▸ Enunciado: Vuelve a escribir el trozo del texto sobre la terapia de bar que va entre "reo que en mi" y "ventilar el abrigo.", ambos incluidos, poniendo "sidra" donde dice "cerveza".

▸ Texto extraído:
^^^^^^^^

26.2.17

Terapia de bar

reo que en mi juventud era muchísimo más frecuente que la gente recibiera a sus amigos en las casas mientras que ahora  todo el mundo se cita en la calle para ir a tomar algo: un té, un café, una cerveza, lo que sea. El negocio de la hostelería claramente ha aumentado una enormidad, no solo por el turismo sino también porque se han incorporado los más jóvenes y muchas señoras. Hace 40 o 30 años era muy raro ver mujeres en los bares, sobre todo solas o entre semana, por no decir que además con lo que se fumaba entonces era bastante disuasorio meterse en uno para luego tener que lavar toda la ropa, el cabello, y ventilar el abrigo.  
Durante la semana es de lo más normal ver a los jóvenes que estudian en los centros de formación profesional tomando un refresco con cafeína en los bares del barrio. Y también veo grupos de cuarentonas que dejan a los niños en los colegios y después se toman una relaxing cup of coffee en uno de los "antros" de colesterol malo. Es una realidad muy cambiante; aún pienso que veremos más cambios. En la terapia de bar no es menor el hecho de que hay ahora locales muy cuidados en su decoración. Más allá de las cadenas, que ya tienen una imagen dada, hay muchas cafeterías que son auténticos escenarios que supongo que emanan romanticismo, el zen o simplemente una atmósfera colonial o rococó, o nos retrotraen a un ambiente de tugurio pero gentrificado y estilizadísimo. Supongo que al mismo tiempo la energía creativa que un tiempo se nos derramaba en los dioramas y en el pesebrismo ahora se nos derrama en los bares.  Si puedo decir la verdad, a mí no me ha impresionado menos ver la recreación del castillo de Blancanieves en Disneyland París que la florentina Santa María del Fiore. Tal vez porque se hiciera tridimensional lo que siempre había visto en dos dimensiones y en pequeño.

^^^^^^^^

▸ Datos estructurados del análisis de páginas:
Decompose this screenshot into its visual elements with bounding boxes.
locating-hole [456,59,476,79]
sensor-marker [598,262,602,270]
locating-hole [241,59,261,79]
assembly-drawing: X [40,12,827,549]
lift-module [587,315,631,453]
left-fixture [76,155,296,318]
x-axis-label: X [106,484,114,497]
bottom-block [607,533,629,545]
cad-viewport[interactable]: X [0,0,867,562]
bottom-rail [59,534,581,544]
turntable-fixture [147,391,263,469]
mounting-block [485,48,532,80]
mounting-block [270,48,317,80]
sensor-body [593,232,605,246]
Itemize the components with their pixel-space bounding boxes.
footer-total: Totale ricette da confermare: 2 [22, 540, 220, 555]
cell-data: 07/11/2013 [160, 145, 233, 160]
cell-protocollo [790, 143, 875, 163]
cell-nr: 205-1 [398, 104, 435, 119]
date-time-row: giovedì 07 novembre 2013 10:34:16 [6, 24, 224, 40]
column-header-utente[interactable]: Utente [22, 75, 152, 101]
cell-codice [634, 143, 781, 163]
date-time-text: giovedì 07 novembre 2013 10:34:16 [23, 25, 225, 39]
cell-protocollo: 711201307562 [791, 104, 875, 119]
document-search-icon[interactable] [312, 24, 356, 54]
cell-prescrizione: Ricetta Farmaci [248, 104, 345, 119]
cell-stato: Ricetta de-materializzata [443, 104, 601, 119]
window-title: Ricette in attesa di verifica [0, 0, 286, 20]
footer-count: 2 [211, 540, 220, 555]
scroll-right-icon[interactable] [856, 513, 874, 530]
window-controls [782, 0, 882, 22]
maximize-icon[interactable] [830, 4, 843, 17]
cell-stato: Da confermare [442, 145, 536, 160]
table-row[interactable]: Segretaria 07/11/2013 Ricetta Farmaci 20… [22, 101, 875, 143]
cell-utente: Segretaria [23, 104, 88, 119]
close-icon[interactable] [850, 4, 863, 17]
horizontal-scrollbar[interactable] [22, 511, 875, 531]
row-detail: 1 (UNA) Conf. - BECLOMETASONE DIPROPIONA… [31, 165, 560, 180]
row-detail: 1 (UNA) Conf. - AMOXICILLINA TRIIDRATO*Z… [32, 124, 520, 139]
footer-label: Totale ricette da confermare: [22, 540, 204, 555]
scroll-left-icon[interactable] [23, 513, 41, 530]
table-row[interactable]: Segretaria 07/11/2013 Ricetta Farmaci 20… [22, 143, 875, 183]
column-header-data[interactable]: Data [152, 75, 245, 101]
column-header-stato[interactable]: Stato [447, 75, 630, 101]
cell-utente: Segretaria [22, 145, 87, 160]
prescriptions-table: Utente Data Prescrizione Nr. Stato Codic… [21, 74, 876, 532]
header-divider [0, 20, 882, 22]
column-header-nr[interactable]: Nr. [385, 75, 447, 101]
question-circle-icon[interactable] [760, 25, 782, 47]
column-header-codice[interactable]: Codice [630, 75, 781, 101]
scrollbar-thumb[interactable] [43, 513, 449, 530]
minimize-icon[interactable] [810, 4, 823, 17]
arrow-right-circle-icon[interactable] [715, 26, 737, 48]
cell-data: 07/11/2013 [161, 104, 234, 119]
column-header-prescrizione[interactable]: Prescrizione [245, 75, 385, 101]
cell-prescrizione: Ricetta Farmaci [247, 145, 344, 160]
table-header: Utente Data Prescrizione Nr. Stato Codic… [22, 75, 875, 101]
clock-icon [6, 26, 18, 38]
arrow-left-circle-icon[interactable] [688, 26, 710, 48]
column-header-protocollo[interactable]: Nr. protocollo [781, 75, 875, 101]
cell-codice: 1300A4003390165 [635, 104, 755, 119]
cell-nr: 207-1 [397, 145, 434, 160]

^^^^^^^^

▸ Respuesta:
reo que en mi juventud era muchísimo más frecuente que la gente recibiera a sus amigos en las casas mientras que ahora  todo el mundo se cita en la calle para ir a tomar algo: un té, un café, una sidra, lo que sea. El negocio de la hostelería claramente ha aumentado una enormidad, no solo por el turismo sino también porque se han incorporado los más jóvenes y muchas señoras. Hace 40 o 30 años era muy raro ver mujeres en los bares, sobre todo solas o entre semana, por no decir que además con lo que se fumaba entonces era bastante disuasorio meterse en uno para luego tener que lavar toda la ropa, el cabello, y ventilar el abrigo.